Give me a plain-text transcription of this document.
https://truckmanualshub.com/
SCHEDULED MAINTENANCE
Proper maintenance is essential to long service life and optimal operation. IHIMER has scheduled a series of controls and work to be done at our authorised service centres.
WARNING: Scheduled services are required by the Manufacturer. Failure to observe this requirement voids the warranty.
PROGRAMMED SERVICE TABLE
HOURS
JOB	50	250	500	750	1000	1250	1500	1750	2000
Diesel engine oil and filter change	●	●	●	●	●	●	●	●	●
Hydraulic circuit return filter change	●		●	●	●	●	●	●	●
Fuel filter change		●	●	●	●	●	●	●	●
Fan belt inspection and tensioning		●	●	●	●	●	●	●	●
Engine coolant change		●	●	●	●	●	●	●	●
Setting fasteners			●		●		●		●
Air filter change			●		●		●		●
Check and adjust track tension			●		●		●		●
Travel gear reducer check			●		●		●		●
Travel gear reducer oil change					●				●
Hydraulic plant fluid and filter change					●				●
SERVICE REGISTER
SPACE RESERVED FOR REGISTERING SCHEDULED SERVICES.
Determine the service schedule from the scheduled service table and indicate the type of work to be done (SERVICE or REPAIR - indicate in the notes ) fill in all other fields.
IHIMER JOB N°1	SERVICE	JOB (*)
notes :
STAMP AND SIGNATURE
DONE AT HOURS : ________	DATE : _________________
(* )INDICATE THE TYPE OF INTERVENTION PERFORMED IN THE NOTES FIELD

**DIRECTIONS**
Return all lines of the material above in which the word "Travel" occurs.

**WRITTEN ANSWER**
Travel gear reducer check			●		●		●		●
Travel gear reducer oil change					●				●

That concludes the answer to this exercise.